» **Data supplied**:
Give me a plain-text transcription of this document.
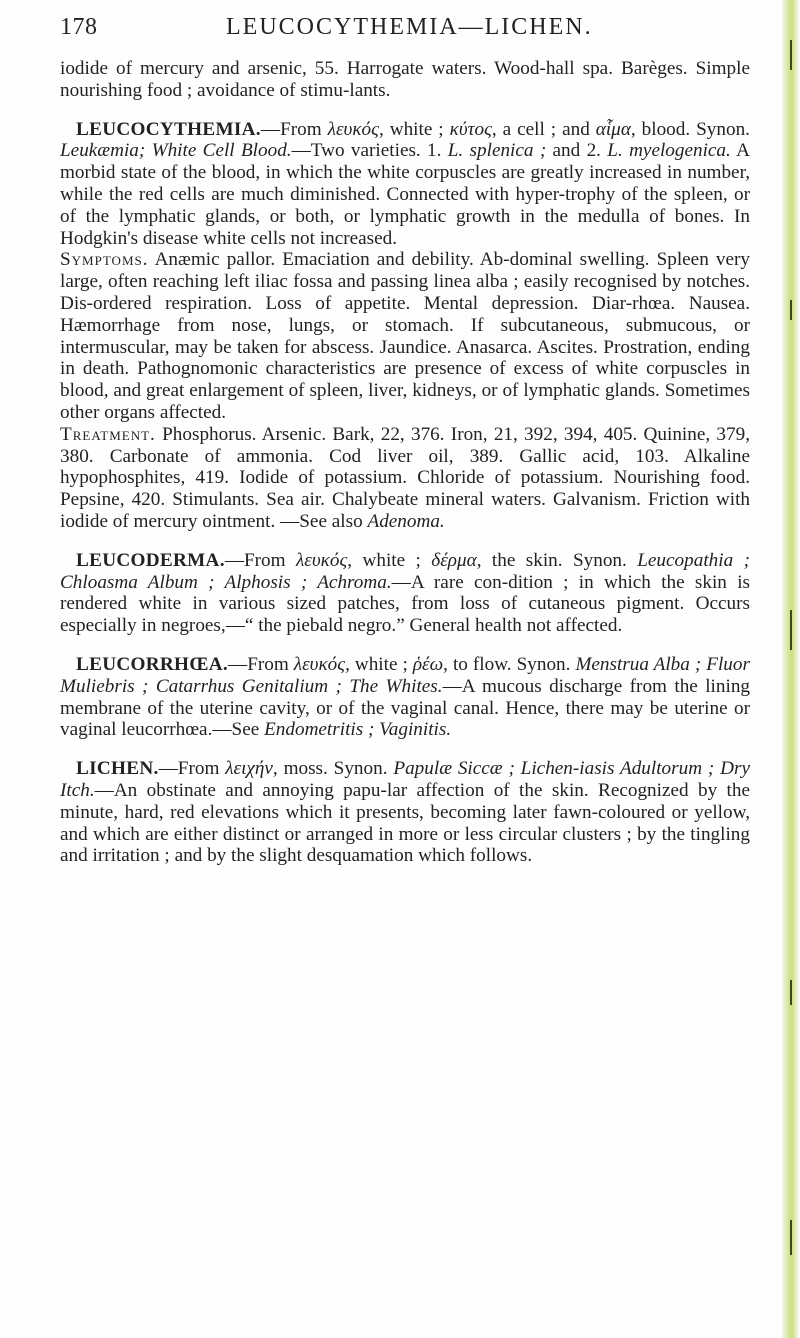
178	LEUCOCYTHEMIA—LICHEN.

iodide of mercury and arsenic, 55. Harrogate waters. Wood-hall spa. Barèges. Simple nourishing food ; avoidance of stimu-lants.

LEUCOCYTHEMIA.—From λευκός, white ; κύτος, a cell ; and αἷμα, blood. Synon. Leukæmia; White Cell Blood.—Two varieties. 1. L. splenica ; and 2. L. myelogenica. A morbid state of the blood, in which the white corpuscles are greatly increased in number, while the red cells are much diminished. Connected with hyper-trophy of the spleen, or of the lymphatic glands, or both, or lymphatic growth in the medulla of bones. In Hodgkin's disease white cells not increased.

Symptoms. Anæmic pallor. Emaciation and debility. Ab-dominal swelling. Spleen very large, often reaching left iliac fossa and passing linea alba ; easily recognised by notches. Dis-ordered respiration. Loss of appetite. Mental depression. Diar-rhœa. Nausea. Hæmorrhage from nose, lungs, or stomach. If subcutaneous, submucous, or intermuscular, may be taken for abscess. Jaundice. Anasarca. Ascites. Prostration, ending in death. Pathognomonic characteristics are presence of excess of white corpuscles in blood, and great enlargement of spleen, liver, kidneys, or of lymphatic glands. Sometimes other organs affected.

Treatment. Phosphorus. Arsenic. Bark, 22, 376. Iron, 21, 392, 394, 405. Quinine, 379, 380. Carbonate of ammonia. Cod liver oil, 389. Gallic acid, 103. Alkaline hypophosphites, 419. Iodide of potassium. Chloride of potassium. Nourishing food. Pepsine, 420. Stimulants. Sea air. Chalybeate mineral waters. Galvanism. Friction with iodide of mercury ointment. —See also Adenoma.

LEUCODERMA.—From λευκός, white ; δέρμα, the skin. Synon. Leucopathia ; Chloasma Album ; Alphosis ; Achroma.—A rare con-dition ; in which the skin is rendered white in various sized patches, from loss of cutaneous pigment. Occurs especially in negroes,—“ the piebald negro.” General health not affected.

LEUCORRHŒA.—From λευκός, white ; ῥέω, to flow. Synon. Menstrua Alba ; Fluor Muliebris ; Catarrhus Genitalium ; The Whites.—A mucous discharge from the lining membrane of the uterine cavity, or of the vaginal canal. Hence, there may be uterine or vaginal leucorrhœa.—See Endometritis ; Vaginitis.

LICHEN.—From λειχήν, moss. Synon. Papulæ Siccæ ; Lichen-iasis Adultorum ; Dry Itch.—An obstinate and annoying papu-lar affection of the skin. Recognized by the minute, hard, red elevations which it presents, becoming later fawn-coloured or yellow, and which are either distinct or arranged in more or less circular clusters ; by the tingling and irritation ; and by the slight desquamation which follows.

» **Activity**: Excluding the pictures, transcribe each entry above word for word.

» **Expected output**:
Give me a plain-text transcription of this document.
178	LEUCOCYTHEMIA—LICHEN.

iodide of mercury and arsenic, 55. Harrogate waters. Wood-hall spa. Barèges. Simple nourishing food ; avoidance of stimu-lants.

LEUCOCYTHEMIA.—From λευκός, white ; κύτος, a cell ; and αἷμα, blood. Synon. Leukæmia; White Cell Blood.—Two varieties. 1. L. splenica ; and 2. L. myelogenica. A morbid state of the blood, in which the white corpuscles are greatly increased in number, while the red cells are much diminished. Connected with hyper-trophy of the spleen, or of the lymphatic glands, or both, or lymphatic growth in the medulla of bones. In Hodgkin's disease white cells not increased.

Symptoms. Anæmic pallor. Emaciation and debility. Ab-dominal swelling. Spleen very large, often reaching left iliac fossa and passing linea alba ; easily recognised by notches. Dis-ordered respiration. Loss of appetite. Mental depression. Diar-rhœa. Nausea. Hæmorrhage from nose, lungs, or stomach. If subcutaneous, submucous, or intermuscular, may be taken for abscess. Jaundice. Anasarca. Ascites. Prostration, ending in death. Pathognomonic characteristics are presence of excess of white corpuscles in blood, and great enlargement of spleen, liver, kidneys, or of lymphatic glands. Sometimes other organs affected.

Treatment. Phosphorus. Arsenic. Bark, 22, 376. Iron, 21, 392, 394, 405. Quinine, 379, 380. Carbonate of ammonia. Cod liver oil, 389. Gallic acid, 103. Alkaline hypophosphites, 419. Iodide of potassium. Chloride of potassium. Nourishing food. Pepsine, 420. Stimulants. Sea air. Chalybeate mineral waters. Galvanism. Friction with iodide of mercury ointment. —See also Adenoma.

LEUCODERMA.—From λευκός, white ; δέρμα, the skin. Synon. Leucopathia ; Chloasma Album ; Alphosis ; Achroma.—A rare con-dition ; in which the skin is rendered white in various sized patches, from loss of cutaneous pigment. Occurs especially in negroes,—“ the piebald negro.” General health not affected.

LEUCORRHŒA.—From λευκός, white ; ῥέω, to flow. Synon. Menstrua Alba ; Fluor Muliebris ; Catarrhus Genitalium ; The Whites.—A mucous discharge from the lining membrane of the uterine cavity, or of the vaginal canal. Hence, there may be uterine or vaginal leucorrhœa.—See Endometritis ; Vaginitis.

LICHEN.—From λειχήν, moss. Synon. Papulæ Siccæ ; Lichen-iasis Adultorum ; Dry Itch.—An obstinate and annoying papu-lar affection of the skin. Recognized by the minute, hard, red elevations which it presents, becoming later fawn-coloured or yellow, and which are either distinct or arranged in more or less circular clusters ; by the tingling and irritation ; and by the slight desquamation which follows.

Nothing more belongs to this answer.